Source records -

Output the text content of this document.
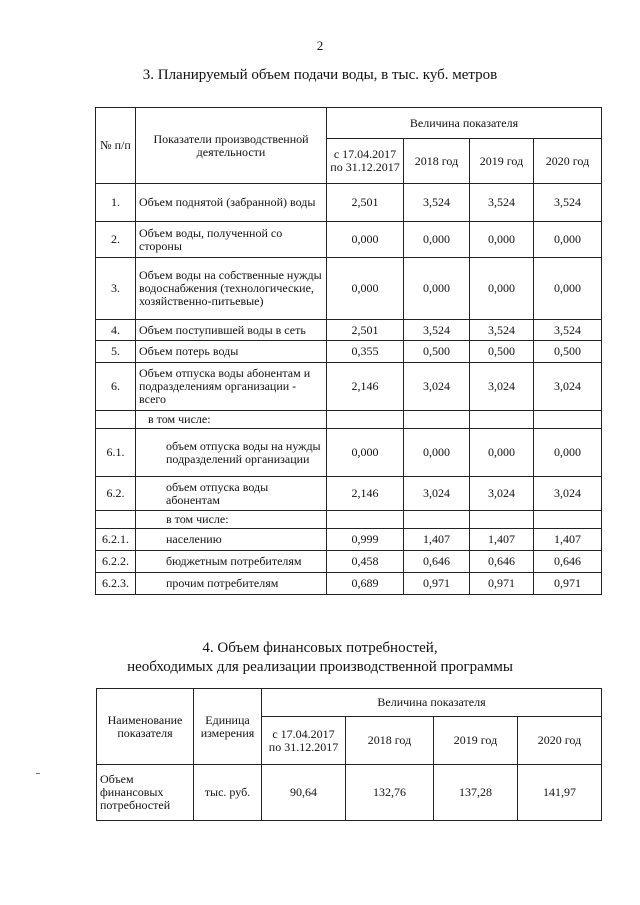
2
3. Планируемый объем подачи воды, в тыс. куб. метров
№ п/п	Показатели производственной деятельности	Величина показателя			
		с 17.04.2017 по 31.12.2017	2018 год	2019 год	2020 год
1.	Объем поднятой (забранной) воды	2,501	3,524	3,524	3,524
2.	Объем воды, полученной со стороны	0,000	0,000	0,000	0,000
3.	Объем воды на собственные нужды водоснабжения (технологические, хозяйственно-питьевые)	0,000	0,000	0,000	0,000
4.	Объем поступившей воды в сеть	2,501	3,524	3,524	3,524
5.	Объем потерь воды	0,355	0,500	0,500	0,500
6.	Объем отпуска воды абонентам и подразделениям организации - всего	2,146	3,024	3,024	3,024
	в том числе:				
6.1.	объем отпуска воды на нужды подразделений организации	0,000	0,000	0,000	0,000
6.2.	объем отпуска воды абонентам	2,146	3,024	3,024	3,024
	в том числе:				
6.2.1.	населению	0,999	1,407	1,407	1,407
6.2.2.	бюджетным потребителям	0,458	0,646	0,646	0,646
6.2.3.	прочим потребителям	0,689	0,971	0,971	0,971
4. Объем финансовых потребностей,
необходимых для реализации производственной программы
Наименование показателя	Единица измерения	Величина показателя			
		с 17.04.2017 по 31.12.2017	2018 год	2019 год	2020 год
Объем финансовых потребностей	тыс. руб.	90,64	132,76	137,28	141,97
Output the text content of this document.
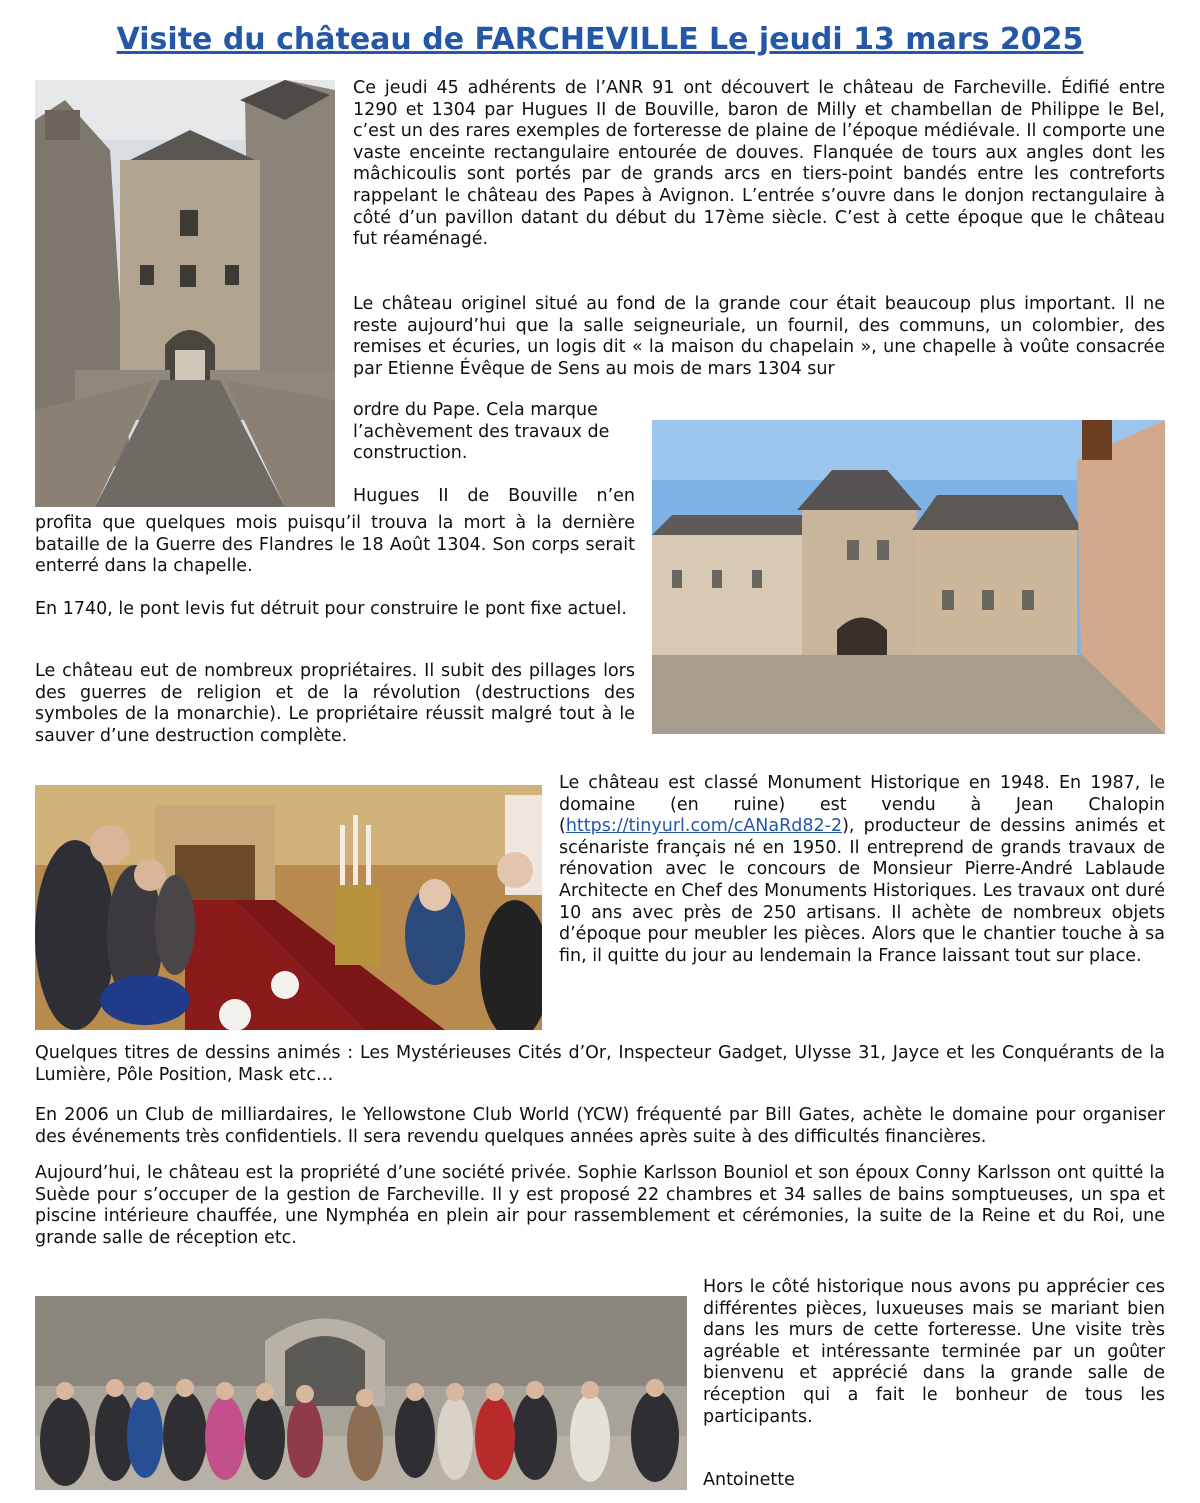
Visite du château de FARCHEVILLE Le jeudi 13 mars 2025

Ce jeudi 45 adhérents de l’ANR 91 ont découvert le château de Farcheville. Édifié entre 1290 et 1304 par Hugues II de Bouville, baron de Milly et chambellan de Philippe le Bel, c’est un des rares exemples de forteresse de plaine de l’époque médiévale. Il comporte une vaste enceinte rectangulaire entourée de douves. Flanquée de tours aux angles dont les mâchicoulis sont portés par de grands arcs en tiers-point bandés entre les contreforts rappelant le château des Papes à Avignon. L’entrée s’ouvre dans le donjon rectangulaire à côté d’un pavillon datant du début du 17ème siècle. C’est à cette époque que le château fut réaménagé.

Le château originel situé au fond de la grande cour était beaucoup plus important. Il ne reste aujourd’hui que la salle seigneuriale, un fournil, des communs, un colombier, des remises et écuries, un logis dit « la maison du chapelain », une chapelle à voûte consacrée par Etienne Évêque de Sens au mois de mars 1304 sur

ordre du Pape. Cela marque l’achèvement des travaux de construction.

Hugues II de Bouville n’en

profita que quelques mois puisqu’il trouva la mort à la dernière bataille de la Guerre des Flandres le 18 Août 1304. Son corps serait enterré dans la chapelle.

En 1740, le pont levis fut détruit pour construire le pont fixe actuel.

Le château eut de nombreux propriétaires. Il subit des pillages lors des guerres de religion et de la révolution (destructions des symboles de la monarchie). Le propriétaire réussit malgré tout à le sauver d’une destruction complète.

Le château est classé Monument Historique en 1948. En 1987, le domaine (en ruine) est vendu à Jean Chalopin (https://tinyurl.com/cANaRd82-2), producteur de dessins animés et scénariste français né en 1950. Il entreprend de grands travaux de rénovation avec le concours de Monsieur Pierre-André Lablaude Architecte en Chef des Monuments Historiques. Les travaux ont duré 10 ans avec près de 250 artisans. Il achète de nombreux objets d’époque pour meubler les pièces. Alors que le chantier touche à sa fin, il quitte du jour au lendemain la France laissant tout sur place.

Quelques titres de dessins animés : Les Mystérieuses Cités d’Or, Inspecteur Gadget, Ulysse 31, Jayce et les Conquérants de la Lumière, Pôle Position, Mask etc…

En 2006 un Club de milliardaires, le Yellowstone Club World (YCW) fréquenté par Bill Gates, achète le domaine pour organiser des événements très confidentiels. Il sera revendu quelques années après suite à des difficultés financières.

Aujourd’hui, le château est la propriété d’une société privée. Sophie Karlsson Bouniol et son époux Conny Karlsson ont quitté la Suède pour s’occuper de la gestion de Farcheville. Il y est proposé 22 chambres et 34 salles de bains somptueuses, un spa et piscine intérieure chauffée, une Nymphéa en plein air pour rassemblement et cérémonies, la suite de la Reine et du Roi, une grande salle de réception etc.

Hors le côté historique nous avons pu apprécier ces différentes pièces, luxueuses mais se mariant bien dans les murs de cette forteresse. Une visite très agréable et intéressante terminée par un goûter bienvenu et apprécié dans la grande salle de réception qui a fait le bonheur de tous les participants.

Antoinette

What is expected - Quote the records in full and exactly; skip any image.

Exercise response -
Output the text content of this document.
2
3. Планируемый объем подачи воды, в тыс. куб. метров
№ п/п	Показатели производственной деятельности	Величина показателя			
		с 17.04.2017 по 31.12.2017	2018 год	2019 год	2020 год
1.	Объем поднятой (забранной) воды	2,501	3,524	3,524	3,524
2.	Объем воды, полученной со стороны	0,000	0,000	0,000	0,000
3.	Объем воды на собственные нужды водоснабжения (технологические, хозяйственно-питьевые)	0,000	0,000	0,000	0,000
4.	Объем поступившей воды в сеть	2,501	3,524	3,524	3,524
5.	Объем потерь воды	0,355	0,500	0,500	0,500
6.	Объем отпуска воды абонентам и подразделениям организации - всего	2,146	3,024	3,024	3,024
	в том числе:				
6.1.	объем отпуска воды на нужды подразделений организации	0,000	0,000	0,000	0,000
6.2.	объем отпуска воды абонентам	2,146	3,024	3,024	3,024
	в том числе:				
6.2.1.	населению	0,999	1,407	1,407	1,407
6.2.2.	бюджетным потребителям	0,458	0,646	0,646	0,646
6.2.3.	прочим потребителям	0,689	0,971	0,971	0,971
4. Объем финансовых потребностей,
необходимых для реализации производственной программы
Наименование показателя	Единица измерения	Величина показателя			
		с 17.04.2017 по 31.12.2017	2018 год	2019 год	2020 год
Объем финансовых потребностей	тыс. руб.	90,64	132,76	137,28	141,97
Output the text content of this document.
Visite du château de FARCHEVILLE Le jeudi 13 mars 2025

Ce jeudi 45 adhérents de l’ANR 91 ont découvert le château de Farcheville. Édifié entre 1290 et 1304 par Hugues II de Bouville, baron de Milly et chambellan de Philippe le Bel, c’est un des rares exemples de forteresse de plaine de l’époque médiévale. Il comporte une vaste enceinte rectangulaire entourée de douves. Flanquée de tours aux angles dont les mâchicoulis sont portés par de grands arcs en tiers-point bandés entre les contreforts rappelant le château des Papes à Avignon. L’entrée s’ouvre dans le donjon rectangulaire à côté d’un pavillon datant du début du 17ème siècle. C’est à cette époque que le château fut réaménagé.

Le château originel situé au fond de la grande cour était beaucoup plus important. Il ne reste aujourd’hui que la salle seigneuriale, un fournil, des communs, un colombier, des remises et écuries, un logis dit « la maison du chapelain », une chapelle à voûte consacrée par Etienne Évêque de Sens au mois de mars 1304 sur

ordre du Pape. Cela marque l’achèvement des travaux de construction.

Hugues II de Bouville n’en

profita que quelques mois puisqu’il trouva la mort à la dernière bataille de la Guerre des Flandres le 18 Août 1304. Son corps serait enterré dans la chapelle.

En 1740, le pont levis fut détruit pour construire le pont fixe actuel.

Le château eut de nombreux propriétaires. Il subit des pillages lors des guerres de religion et de la révolution (destructions des symboles de la monarchie). Le propriétaire réussit malgré tout à le sauver d’une destruction complète.

Le château est classé Monument Historique en 1948. En 1987, le domaine (en ruine) est vendu à Jean Chalopin (https://tinyurl.com/cANaRd82-2), producteur de dessins animés et scénariste français né en 1950. Il entreprend de grands travaux de rénovation avec le concours de Monsieur Pierre-André Lablaude Architecte en Chef des Monuments Historiques. Les travaux ont duré 10 ans avec près de 250 artisans. Il achète de nombreux objets d’époque pour meubler les pièces. Alors que le chantier touche à sa fin, il quitte du jour au lendemain la France laissant tout sur place.

Quelques titres de dessins animés : Les Mystérieuses Cités d’Or, Inspecteur Gadget, Ulysse 31, Jayce et les Conquérants de la Lumière, Pôle Position, Mask etc…

En 2006 un Club de milliardaires, le Yellowstone Club World (YCW) fréquenté par Bill Gates, achète le domaine pour organiser des événements très confidentiels. Il sera revendu quelques années après suite à des difficultés financières.

Aujourd’hui, le château est la propriété d’une société privée. Sophie Karlsson Bouniol et son époux Conny Karlsson ont quitté la Suède pour s’occuper de la gestion de Farcheville. Il y est proposé 22 chambres et 34 salles de bains somptueuses, un spa et piscine intérieure chauffée, une Nymphéa en plein air pour rassemblement et cérémonies, la suite de la Reine et du Roi, une grande salle de réception etc.

Hors le côté historique nous avons pu apprécier ces différentes pièces, luxueuses mais se mariant bien dans les murs de cette forteresse. Une visite très agréable et intéressante terminée par un goûter bienvenu et apprécié dans la grande salle de réception qui a fait le bonheur de tous les participants.

Antoinette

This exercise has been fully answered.